• [Gegeven opdracht]
Geef alle onderstaande gegevens regel voor regel letterlijk weer, zonder iets te wijzigen of weg te laten.

• [Getoonde gegevens]
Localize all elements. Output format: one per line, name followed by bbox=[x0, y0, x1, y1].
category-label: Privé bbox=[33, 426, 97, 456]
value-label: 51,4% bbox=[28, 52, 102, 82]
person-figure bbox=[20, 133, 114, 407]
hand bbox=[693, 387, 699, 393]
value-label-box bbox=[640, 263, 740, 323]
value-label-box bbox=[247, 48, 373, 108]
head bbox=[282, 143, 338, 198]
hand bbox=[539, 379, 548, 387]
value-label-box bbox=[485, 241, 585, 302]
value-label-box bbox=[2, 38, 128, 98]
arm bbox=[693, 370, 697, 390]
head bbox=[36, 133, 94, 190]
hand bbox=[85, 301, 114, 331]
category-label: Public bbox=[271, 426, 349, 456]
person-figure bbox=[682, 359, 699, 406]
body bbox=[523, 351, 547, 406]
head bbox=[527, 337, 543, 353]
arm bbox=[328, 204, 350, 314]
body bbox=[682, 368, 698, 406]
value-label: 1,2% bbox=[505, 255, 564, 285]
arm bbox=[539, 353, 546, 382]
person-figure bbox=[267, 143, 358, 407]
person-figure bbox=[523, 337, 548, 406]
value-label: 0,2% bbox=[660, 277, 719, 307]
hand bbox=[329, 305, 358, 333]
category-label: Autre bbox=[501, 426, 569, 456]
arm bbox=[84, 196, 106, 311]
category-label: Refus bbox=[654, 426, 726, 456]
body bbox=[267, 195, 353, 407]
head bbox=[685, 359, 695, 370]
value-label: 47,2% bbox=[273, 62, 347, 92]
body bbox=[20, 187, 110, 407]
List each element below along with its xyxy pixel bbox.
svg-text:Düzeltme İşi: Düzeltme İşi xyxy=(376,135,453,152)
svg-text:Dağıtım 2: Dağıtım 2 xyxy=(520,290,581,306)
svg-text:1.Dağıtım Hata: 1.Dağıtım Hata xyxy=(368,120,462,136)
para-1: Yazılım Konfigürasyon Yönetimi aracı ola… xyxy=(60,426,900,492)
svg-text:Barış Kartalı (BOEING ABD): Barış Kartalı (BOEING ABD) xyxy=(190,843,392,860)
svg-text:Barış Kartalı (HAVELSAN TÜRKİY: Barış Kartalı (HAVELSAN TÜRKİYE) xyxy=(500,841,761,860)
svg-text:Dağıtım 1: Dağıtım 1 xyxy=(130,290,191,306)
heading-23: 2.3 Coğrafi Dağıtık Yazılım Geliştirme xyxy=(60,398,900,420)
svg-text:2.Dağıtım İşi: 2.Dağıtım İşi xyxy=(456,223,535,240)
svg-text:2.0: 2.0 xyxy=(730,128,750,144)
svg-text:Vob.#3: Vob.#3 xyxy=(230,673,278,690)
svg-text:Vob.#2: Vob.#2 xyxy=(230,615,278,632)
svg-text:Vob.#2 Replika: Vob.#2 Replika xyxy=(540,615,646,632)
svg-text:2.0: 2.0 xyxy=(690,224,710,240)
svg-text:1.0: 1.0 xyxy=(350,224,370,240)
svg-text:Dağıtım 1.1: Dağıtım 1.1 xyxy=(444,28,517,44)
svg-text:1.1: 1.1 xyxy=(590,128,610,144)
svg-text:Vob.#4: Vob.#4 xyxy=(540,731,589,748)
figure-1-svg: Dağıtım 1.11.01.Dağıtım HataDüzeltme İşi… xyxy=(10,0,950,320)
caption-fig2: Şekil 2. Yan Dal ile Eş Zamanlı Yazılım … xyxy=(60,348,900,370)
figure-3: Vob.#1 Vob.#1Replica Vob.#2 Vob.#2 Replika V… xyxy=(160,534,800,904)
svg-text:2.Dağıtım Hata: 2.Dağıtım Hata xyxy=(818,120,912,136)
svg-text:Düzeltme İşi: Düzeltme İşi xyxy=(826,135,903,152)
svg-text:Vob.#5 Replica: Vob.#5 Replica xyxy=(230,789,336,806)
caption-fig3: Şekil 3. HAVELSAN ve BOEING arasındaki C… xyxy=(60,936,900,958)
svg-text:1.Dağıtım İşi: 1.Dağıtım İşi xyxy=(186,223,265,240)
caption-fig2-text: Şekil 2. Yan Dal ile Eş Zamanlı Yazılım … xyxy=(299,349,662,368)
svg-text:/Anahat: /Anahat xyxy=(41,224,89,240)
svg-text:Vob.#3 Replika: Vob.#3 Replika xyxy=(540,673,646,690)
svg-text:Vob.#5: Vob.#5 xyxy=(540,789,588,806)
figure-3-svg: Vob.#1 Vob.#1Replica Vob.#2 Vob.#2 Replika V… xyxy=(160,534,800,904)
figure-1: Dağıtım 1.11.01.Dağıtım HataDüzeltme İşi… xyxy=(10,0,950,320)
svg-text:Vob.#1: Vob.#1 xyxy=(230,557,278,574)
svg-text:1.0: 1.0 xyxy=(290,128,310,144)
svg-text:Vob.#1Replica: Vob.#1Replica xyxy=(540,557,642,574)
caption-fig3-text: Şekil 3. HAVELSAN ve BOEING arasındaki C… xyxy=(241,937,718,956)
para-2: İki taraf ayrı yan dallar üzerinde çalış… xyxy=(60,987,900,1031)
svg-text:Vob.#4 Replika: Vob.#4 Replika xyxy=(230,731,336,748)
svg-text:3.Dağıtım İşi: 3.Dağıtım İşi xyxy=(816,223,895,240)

• [Uitwerking opdracht]
Localize all elements. Output format: one per line, name followed by bbox=[x0, y0, x1, y1].
category-label: Privé bbox=[33, 426, 97, 456]
value-label: 51,4% bbox=[28, 52, 102, 82]
person-figure bbox=[20, 133, 114, 407]
hand bbox=[693, 387, 699, 393]
value-label-box bbox=[640, 263, 740, 323]
value-label-box bbox=[247, 48, 373, 108]
head bbox=[282, 143, 338, 198]
hand bbox=[539, 379, 548, 387]
value-label-box bbox=[485, 241, 585, 302]
value-label-box bbox=[2, 38, 128, 98]
arm bbox=[693, 370, 697, 390]
head bbox=[36, 133, 94, 190]
hand bbox=[85, 301, 114, 331]
category-label: Public bbox=[271, 426, 349, 456]
person-figure bbox=[682, 359, 699, 406]
body bbox=[523, 351, 547, 406]
head bbox=[527, 337, 543, 353]
arm bbox=[328, 204, 350, 314]
body bbox=[682, 368, 698, 406]
value-label: 1,2% bbox=[505, 255, 564, 285]
arm bbox=[539, 353, 546, 382]
person-figure bbox=[267, 143, 358, 407]
person-figure bbox=[523, 337, 548, 406]
value-label: 0,2% bbox=[660, 277, 719, 307]
hand bbox=[329, 305, 358, 333]
category-label: Autre bbox=[501, 426, 569, 456]
arm bbox=[84, 196, 106, 311]
category-label: Refus bbox=[654, 426, 726, 456]
body bbox=[267, 195, 353, 407]
head bbox=[685, 359, 695, 370]
value-label: 47,2% bbox=[273, 62, 347, 92]
body bbox=[20, 187, 110, 407]
List each element below along with its xyxy pixel bbox.
svg-text:Düzeltme İşi: Düzeltme İşi xyxy=(376,135,453,152)
svg-text:Dağıtım 2: Dağıtım 2 xyxy=(520,290,581,306)
svg-text:1.Dağıtım Hata: 1.Dağıtım Hata xyxy=(368,120,462,136)
para-1: Yazılım Konfigürasyon Yönetimi aracı ola… xyxy=(60,426,900,492)
svg-text:Barış Kartalı (BOEING ABD): Barış Kartalı (BOEING ABD) xyxy=(190,843,392,860)
svg-text:Barış Kartalı (HAVELSAN TÜRKİY: Barış Kartalı (HAVELSAN TÜRKİYE) xyxy=(500,841,761,860)
svg-text:Dağıtım 1: Dağıtım 1 xyxy=(130,290,191,306)
heading-23: 2.3 Coğrafi Dağıtık Yazılım Geliştirme xyxy=(60,398,900,420)
svg-text:2.Dağıtım İşi: 2.Dağıtım İşi xyxy=(456,223,535,240)
svg-text:2.0: 2.0 xyxy=(730,128,750,144)
svg-text:Vob.#3: Vob.#3 xyxy=(230,673,278,690)
svg-text:Vob.#2: Vob.#2 xyxy=(230,615,278,632)
svg-text:Vob.#2 Replika: Vob.#2 Replika xyxy=(540,615,646,632)
svg-text:2.0: 2.0 xyxy=(690,224,710,240)
svg-text:1.0: 1.0 xyxy=(350,224,370,240)
svg-text:Dağıtım 1.1: Dağıtım 1.1 xyxy=(444,28,517,44)
svg-text:1.1: 1.1 xyxy=(590,128,610,144)
svg-text:Vob.#4: Vob.#4 xyxy=(540,731,589,748)
figure-1-svg: Dağıtım 1.11.01.Dağıtım HataDüzeltme İşi… xyxy=(10,0,950,320)
caption-fig2: Şekil 2. Yan Dal ile Eş Zamanlı Yazılım … xyxy=(60,348,900,370)
figure-3: Vob.#1 Vob.#1Replica Vob.#2 Vob.#2 Replika V… xyxy=(160,534,800,904)
svg-text:2.Dağıtım Hata: 2.Dağıtım Hata xyxy=(818,120,912,136)
svg-text:Düzeltme İşi: Düzeltme İşi xyxy=(826,135,903,152)
svg-text:Vob.#5 Replica: Vob.#5 Replica xyxy=(230,789,336,806)
caption-fig3: Şekil 3. HAVELSAN ve BOEING arasındaki C… xyxy=(60,936,900,958)
svg-text:1.Dağıtım İşi: 1.Dağıtım İşi xyxy=(186,223,265,240)
caption-fig2-text: Şekil 2. Yan Dal ile Eş Zamanlı Yazılım … xyxy=(299,349,662,368)
svg-text:/Anahat: /Anahat xyxy=(41,224,89,240)
svg-text:Vob.#3 Replika: Vob.#3 Replika xyxy=(540,673,646,690)
svg-text:Vob.#5: Vob.#5 xyxy=(540,789,588,806)
figure-3-svg: Vob.#1 Vob.#1Replica Vob.#2 Vob.#2 Replika V… xyxy=(160,534,800,904)
figure-1: Dağıtım 1.11.01.Dağıtım HataDüzeltme İşi… xyxy=(10,0,950,320)
svg-text:Vob.#1: Vob.#1 xyxy=(230,557,278,574)
svg-text:1.0: 1.0 xyxy=(290,128,310,144)
svg-text:Vob.#1Replica: Vob.#1Replica xyxy=(540,557,642,574)
caption-fig3-text: Şekil 3. HAVELSAN ve BOEING arasındaki C… xyxy=(241,937,718,956)
para-2: İki taraf ayrı yan dallar üzerinde çalış… xyxy=(60,987,900,1031)
svg-text:Vob.#4 Replika: Vob.#4 Replika xyxy=(230,731,336,748)
svg-text:3.Dağıtım İşi: 3.Dağıtım İşi xyxy=(816,223,895,240)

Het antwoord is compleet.